§ Provided records:
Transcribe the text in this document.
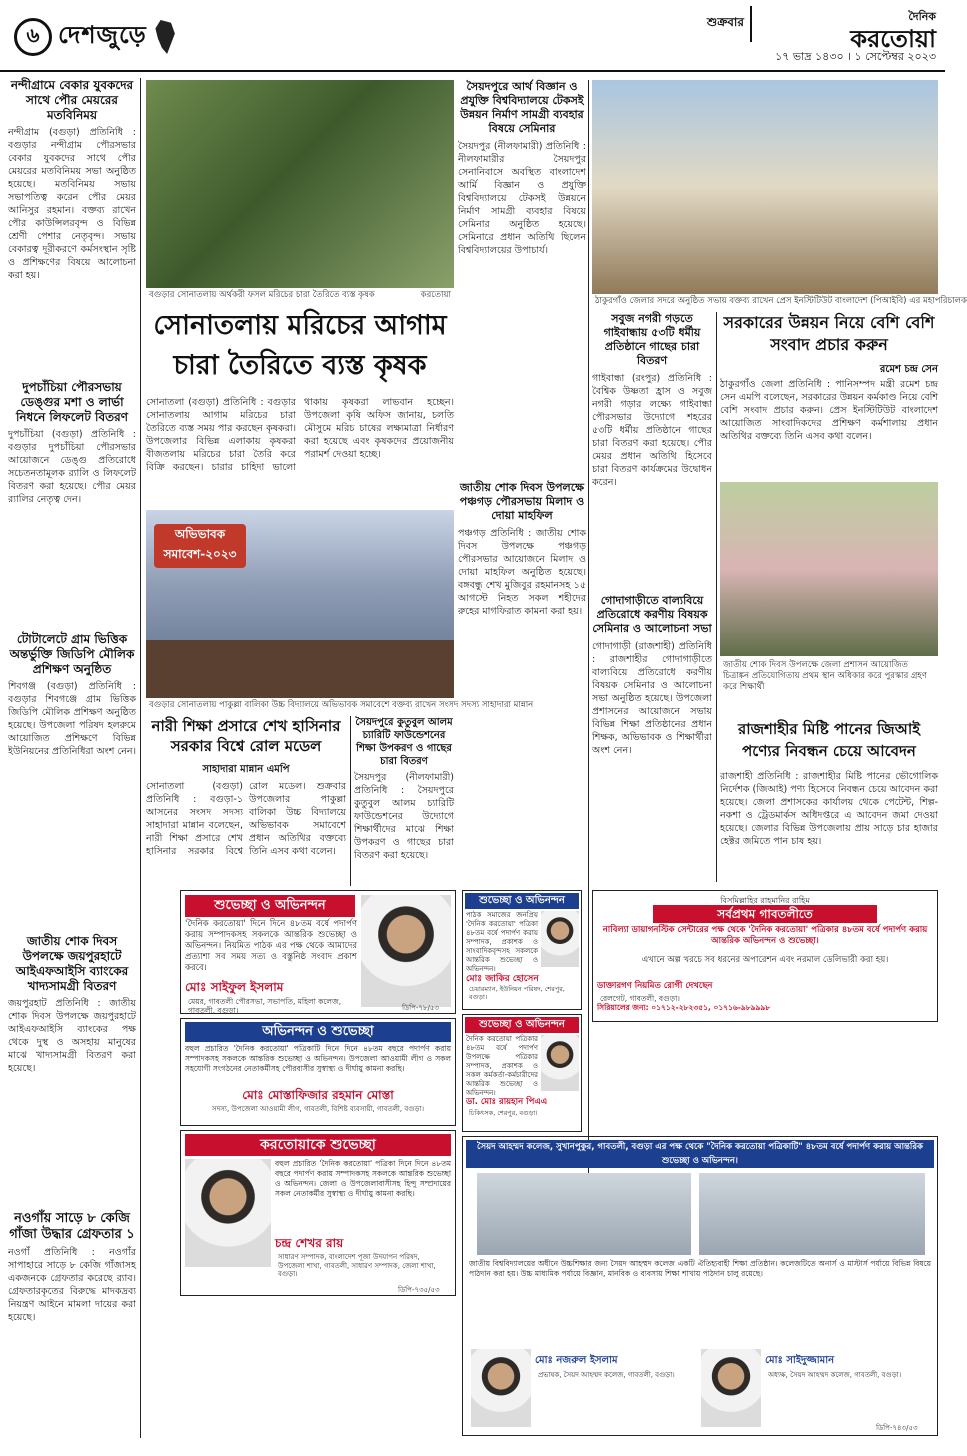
৬ দেশজুড়ে	শুক্রবার	দৈনিক
করতোয়া
১৭ ভাদ্র ১৪৩০ । ১ সেপ্টেম্বর ২০২৩
নন্দীগ্রামে বেকার যুবকদের সাথে পৌর মেয়রের মতবিনিময়
নন্দীগ্রাম (বগুড়া) প্রতিনিধি : বগুড়ার নন্দীগ্রাম পৌরসভার বেকার যুবকদের সাথে পৌর মেয়রের মতবিনিময় সভা অনুষ্ঠিত হয়েছে। মতবিনিময় সভায় সভাপতিত্ব করেন পৌর মেয়র আনিসুর রহমান। বক্তব্য রাখেন পৌর কাউন্সিলরবৃন্দ ও বিভিন্ন শ্রেণী পেশার নেতৃবৃন্দ। সভায় বেকারত্ব দূরীকরণে কর্মসংস্থান সৃষ্টি ও প্রশিক্ষণের বিষয়ে আলোচনা করা হয়।
দুপচাঁচিয়া পৌরসভায় ডেঙ্গুর মশা ও লার্ভা নিধনে লিফলেট বিতরণ
দুপচাঁচিয়া (বগুড়া) প্রতিনিধি : বগুড়ার দুপচাঁচিয়া পৌরসভার আয়োজনে ডেঙ্গু প্রতিরোধে সচেতনতামূলক র‌্যালি ও লিফলেট বিতরণ করা হয়েছে। পৌর মেয়র র‌্যালির নেতৃত্ব দেন।
টোটালেটে গ্রাম ভিত্তিক অন্তর্ভুক্তি জিডিপি মৌলিক প্রশিক্ষণ অনুষ্ঠিত
শিবগঞ্জ (বগুড়া) প্রতিনিধি : বগুড়ার শিবগঞ্জে গ্রাম ভিত্তিক জিডিপি মৌলিক প্রশিক্ষণ অনুষ্ঠিত হয়েছে। উপজেলা পরিষদ হলরুমে আয়োজিত প্রশিক্ষণে বিভিন্ন ইউনিয়নের প্রতিনিধিরা অংশ নেন।
জাতীয় শোক দিবস উপলক্ষে জয়পুরহাটে আইএফআইসি ব্যাংকের খাদ্যসামগ্রী বিতরণ
জয়পুরহাট প্রতিনিধি : জাতীয় শোক দিবস উপলক্ষে জয়পুরহাটে আইএফআইসি ব্যাংকের পক্ষ থেকে দুস্থ ও অসহায় মানুষের মাঝে খাদ্যসামগ্রী বিতরণ করা হয়েছে।
নওগাঁয় সাড়ে ৮ কেজি গাঁজা উদ্ধার গ্রেফতার ১
নওগাঁ প্রতিনিধি : নওগাঁর সাপাহারে সাড়ে ৮ কেজি গাঁজাসহ একজনকে গ্রেফতার করেছে র‌্যাব। গ্রেফতারকৃতের বিরুদ্ধে মাদকদ্রব্য নিয়ন্ত্রণ আইনে মামলা দায়ের করা হয়েছে।
বগুড়ার সোনাতলায় অর্থকরী ফসল মরিচের চারা তৈরিতে ব্যস্ত কৃষক	করতোয়া
সৈয়দপুরে আর্থ বিজ্ঞান ও প্রযুক্তি বিশ্ববিদ্যালয়ে টেকসই উন্নয়ন নির্মাণ সামগ্রী ব্যবহার বিষয়ে সেমিনার
সৈয়দপুর (নীলফামারী) প্রতিনিধি : নীলফামারীর সৈয়দপুর সেনানিবাসে অবস্থিত বাংলাদেশ আর্মি বিজ্ঞান ও প্রযুক্তি বিশ্ববিদ্যালয়ে টেকসই উন্নয়নে নির্মাণ সামগ্রী ব্যবহার বিষয়ে সেমিনার অনুষ্ঠিত হয়েছে। সেমিনারে প্রধান অতিথি ছিলেন বিশ্ববিদ্যালয়ের উপাচার্য।
জাতীয় শোক দিবস উপলক্ষে পঞ্চগড় পৌরসভায় মিলাদ ও দোয়া মাহফিল
পঞ্চগড় প্রতিনিধি : জাতীয় শোক দিবস উপলক্ষে পঞ্চগড় পৌরসভার আয়োজনে মিলাদ ও দোয়া মাহফিল অনুষ্ঠিত হয়েছে। বঙ্গবন্ধু শেখ মুজিবুর রহমানসহ ১৫ আগস্টে নিহত সকল শহীদের রুহের মাগফিরাত কামনা করা হয়।
সোনাতলায় মরিচের আগাম চারা তৈরিতে ব্যস্ত কৃষক
সোনাতলা (বগুড়া) প্রতিনিধি : বগুড়ার সোনাতলায় আগাম মরিচের চারা তৈরিতে ব্যস্ত সময় পার করছেন কৃষকরা। উপজেলার বিভিন্ন এলাকায় কৃষকরা বীজতলায় মরিচের চারা তৈরি করে বিক্রি করছেন। চারার চাহিদা ভালো থাকায় কৃষকরা লাভবান হচ্ছেন। উপজেলা কৃষি অফিস জানায়, চলতি মৌসুমে মরিচ চাষের লক্ষ্যমাত্রা নির্ধারণ করা হয়েছে এবং কৃষকদের প্রয়োজনীয় পরামর্শ দেওয়া হচ্ছে।
অভিভাবক সমাবেশ-২০২৩
বগুড়ার সোনাতলায় পাকুল্লা বালিকা উচ্চ বিদ্যালয়ে অভিভাবক সমাবেশে বক্তব্য রাখেন সংসদ সদস্য সাহাদারা মান্নান
নারী শিক্ষা প্রসারে শেখ হাসিনার সরকার বিশ্বে রোল মডেল
সাহাদারা মান্নান এমপি
সোনাতলা (বগুড়া) প্রতিনিধি : বগুড়া-১ আসনের সংসদ সদস্য সাহাদারা মান্নান বলেছেন, নারী শিক্ষা প্রসারে শেখ হাসিনার সরকার বিশ্বে রোল মডেল। শুক্রবার উপজেলার পাকুল্লা বালিকা উচ্চ বিদ্যালয়ে অভিভাবক সমাবেশে প্রধান অতিথির বক্তব্যে তিনি এসব কথা বলেন।
সৈয়দপুরে কুতুবুল আলম চ্যারিটি ফাউন্ডেশনের শিক্ষা উপকরণ ও গাছের চারা বিতরণ
সৈয়দপুর (নীলফামারী) প্রতিনিধি : সৈয়দপুরে কুতুবুল আলম চ্যারিটি ফাউন্ডেশনের উদ্যোগে শিক্ষার্থীদের মাঝে শিক্ষা উপকরণ ও গাছের চারা বিতরণ করা হয়েছে।
ঠাকুরগাঁও জেলার সদরে অনুষ্ঠিত সভায় বক্তব্য রাখেন প্রেস ইনস্টিটিউট বাংলাদেশ (পিআইবি) এর মহাপরিচালক
সবুজ নগরী গড়তে গাইবান্ধায় ৫৩টি ধর্মীয় প্রতিষ্ঠানে গাছের চারা বিতরণ
গাইবান্ধা (রংপুর) প্রতিনিধি : বৈশ্বিক উষ্ণতা হ্রাস ও সবুজ নগরী গড়ার লক্ষ্যে গাইবান্ধা পৌরসভার উদ্যোগে শহরের ৫৩টি ধর্মীয় প্রতিষ্ঠানে গাছের চারা বিতরণ করা হয়েছে। পৌর মেয়র প্রধান অতিথি হিসেবে চারা বিতরণ কার্যক্রমের উদ্বোধন করেন।
গোদাগাড়ীতে বাল্যবিয়ে প্রতিরোধে করণীয় বিষয়ক সেমিনার ও আলোচনা সভা
গোদাগাড়ী (রাজশাহী) প্রতিনিধি : রাজশাহীর গোদাগাড়ীতে বাল্যবিয়ে প্রতিরোধে করণীয় বিষয়ক সেমিনার ও আলোচনা সভা অনুষ্ঠিত হয়েছে। উপজেলা প্রশাসনের আয়োজনে সভায় বিভিন্ন শিক্ষা প্রতিষ্ঠানের প্রধান শিক্ষক, অভিভাবক ও শিক্ষার্থীরা অংশ নেন।
সরকারের উন্নয়ন নিয়ে বেশি বেশি সংবাদ প্রচার করুন
রমেশ চন্দ্র সেন
ঠাকুরগাঁও জেলা প্রতিনিধি : পানিসম্পদ মন্ত্রী রমেশ চন্দ্র সেন এমপি বলেছেন, সরকারের উন্নয়ন কর্মকাণ্ড নিয়ে বেশি বেশি সংবাদ প্রচার করুন। প্রেস ইনস্টিটিউট বাংলাদেশ আয়োজিত সাংবাদিকদের প্রশিক্ষণ কর্মশালায় প্রধান অতিথির বক্তব্যে তিনি এসব কথা বলেন।
জাতীয় শোক দিবস উপলক্ষে জেলা প্রশাসন আয়োজিত চিত্রাঙ্কন প্রতিযোগিতায় প্রথম স্থান অধিকার করে পুরস্কার গ্রহণ করে শিক্ষার্থী
রাজশাহীর মিষ্টি পানের জিআই পণ্যের নিবন্ধন চেয়ে আবেদন
রাজশাহী প্রতিনিধি : রাজশাহীর মিষ্টি পানের ভৌগোলিক নির্দেশক (জিআই) পণ্য হিসেবে নিবন্ধন চেয়ে আবেদন করা হয়েছে। জেলা প্রশাসকের কার্যালয় থেকে পেটেন্ট, শিল্প-নকশা ও ট্রেডমার্কস অধিদপ্তরে এ আবেদন জমা দেওয়া হয়েছে। জেলার বিভিন্ন উপজেলায় প্রায় সাড়ে চার হাজার হেক্টর জমিতে পান চাষ হয়।
শুভেচ্ছা ও অভিনন্দন
'দৈনিক করতোয়া' দিনে দিনে ৪৮তম বর্ষে পদার্পণ করায় সম্পাদকসহ সকলকে আন্তরিক শুভেচ্ছা ও অভিনন্দন। নিয়মিত পাঠক এর পক্ষ থেকে আমাদের প্রত্যাশা সব সময় সত্য ও বস্তুনিষ্ঠ সংবাদ প্রকাশ করবে।
মোঃ সাইফুল ইসলাম
মেয়র, গাবতলী পৌরসভা, সভাপতি, মহিলা কলেজ, গাবতলী, বগুড়া।	ডিপি-৭৮/৫৩
শুভেচ্ছা ও অভিনন্দন
পাঠক সমাজের জনপ্রিয় 'দৈনিক করতোয়া' পত্রিকা ৪৮তম বর্ষে পদার্পণ করায় সম্পাদক, প্রকাশক ও সাংবাদিকবৃন্দসহ সকলকে আন্তরিক শুভেচ্ছা ও অভিনন্দন।
মোঃ জাকির হোসেন
চেয়ারম্যান, ইউনিয়ন পরিষদ, শেরপুর, বগুড়া।
শুভেচ্ছা ও অভিনন্দন
দৈনিক করতোয়া পত্রিকার ৪৮তম বর্ষে পদার্পণ উপলক্ষে পত্রিকার সম্পাদক, প্রকাশক ও সকল কর্মকর্তা-কর্মচারীদের আন্তরিক শুভেচ্ছা ও অভিনন্দন।
ডা. মোঃ রায়হান পিএএ
চিকিৎসক, শেরপুর, বগুড়া।
অভিনন্দন ও শুভেচ্ছা
বহুল প্রচারিত 'দৈনিক করতোয়া' পত্রিকাটি দিনে দিনে ৪৮তম বছরে পদার্পণ করায় সম্পাদকসহ সকলকে আন্তরিক শুভেচ্ছা ও অভিনন্দন। উপজেলা আওয়ামী লীগ ও সকল সহযোগী সংগঠনের নেতাকর্মীসহ পৌরবাসীর সুস্বাস্থ্য ও দীর্ঘায়ু কামনা করছি।
মোঃ মোস্তাফিজার রহমান মোস্তা
সদস্য, উপজেলা আওয়ামী লীগ, গাবতলী, বিশিষ্ট ব্যবসায়ী, গাবতলী, বগুড়া।
করতোয়াকে শুভেচ্ছা
বহুল প্রচারিত 'দৈনিক করতোয়া' পত্রিকা দিনে দিনে ৪৮তম বছরে পদার্পণ করায় সম্পাদকসহ সকলকে আন্তরিক শুভেচ্ছা ও অভিনন্দন। জেলা ও উপজেলাবাসীসহ হিন্দু সম্প্রদায়ের সকল নেতাকর্মীর সুস্বাস্থ্য ও দীর্ঘায়ু কামনা করছি।
চন্দ্র শেখর রায়
সাধারণ সম্পাদক, বাংলাদেশ পূজা উদযাপন পরিষদ, উপজেলা শাখা, গাবতলী, সাধারণ সম্পাদক, জেলা শাখা, বগুড়া।
ডিপি-৭৩৫/৫৩
বিসমিল্লাহির রাহমানির রাহিম
সর্বপ্রথম গাবতলীতে
নাবিল্যা ডায়াগনস্টিক সেন্টারের পক্ষ থেকে 'দৈনিক করতোয়া' পত্রিকার ৪৮তম বর্ষে পদার্পণ করায় আন্তরিক অভিনন্দন ও শুভেচ্ছা।
এখানে অল্প খরচে সব ধরনের অপারেশন এবং নরমাল ডেলিভারী করা হয়।
ডাক্তারগণ নিয়মিত রোগী দেখছেন
রেলগেট, গাবতলী, বগুড়া।
সিরিয়ালের জন্য: ০১৭১২-২৮২৩৫১, ০১৭১৬-৯৮৯৯৯৮
সৈয়দ আহম্মদ কলেজ, সুখানপুকুর, গাবতলী, বগুড়া এর পক্ষ থেকে "দৈনিক করতোয়া পত্রিকাটি" ৪৮তম বর্ষে পদার্পণ করায় আন্তরিক শুভেচ্ছা ও অভিনন্দন।
জাতীয় বিশ্ববিদ্যালয়ের অধীনে উচ্চশিক্ষার জন্য সৈয়দ আহম্মদ কলেজ একটি ঐতিহ্যবাহী শিক্ষা প্রতিষ্ঠান। কলেজটিতে অনার্স ও মাস্টার্স পর্যায়ে বিভিন্ন বিষয়ে পাঠদান করা হয়। উচ্চ মাধ্যমিক পর্যায়ে বিজ্ঞান, মানবিক ও ব্যবসায় শিক্ষা শাখায় পাঠদান চালু রয়েছে।
মোঃ নজরুল ইসলাম
প্রভাষক, সৈয়দ আহম্মদ কলেজ, গাবতলী, বগুড়া।
মোঃ সাইদুজ্জামান
অধ্যক্ষ, সৈয়দ আহম্মদ কলেজ, গাবতলী, বগুড়া।
ডিপি-৭৪৩/৫৩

§ Stated goal: Report each line in the preceding entries that holds the string "উপলক".

§ The output:
জাতীয় শোক দিবস উপলক্ষে জয়পুরহাটে আইএফআইসি ব্যাংকের খাদ্যসামগ্রী বিতরণ
জয়পুরহাট প্রতিনিধি : জাতীয় শোক দিবস উপলক্ষে জয়পুরহাটে আইএফআইসি ব্যাংকের পক্ষ থেকে দুস্থ ও অসহায় মানুষের মাঝে খাদ্যসামগ্রী বিতরণ করা হয়েছে।
জাতীয় শোক দিবস উপলক্ষে পঞ্চগড় পৌরসভায় মিলাদ ও দোয়া মাহফিল
পঞ্চগড় প্রতিনিধি : জাতীয় শোক দিবস উপলক্ষে পঞ্চগড় পৌরসভার আয়োজনে মিলাদ ও দোয়া মাহফিল অনুষ্ঠিত হয়েছে। বঙ্গবন্ধু শেখ মুজিবুর রহমানসহ ১৫ আগস্টে নিহত সকল শহীদের রুহের মাগফিরাত কামনা করা হয়।
জাতীয় শোক দিবস উপলক্ষে জেলা প্রশাসন আয়োজিত চিত্রাঙ্কন প্রতিযোগিতায় প্রথম স্থান অধিকার করে পুরস্কার গ্রহণ করে শিক্ষার্থী
দৈনিক করতোয়া পত্রিকার ৪৮তম বর্ষে পদার্পণ উপলক্ষে পত্রিকার সম্পাদক, প্রকাশক ও সকল কর্মকর্তা-কর্মচারীদের আন্তরিক শুভেচ্ছা ও অভিনন্দন।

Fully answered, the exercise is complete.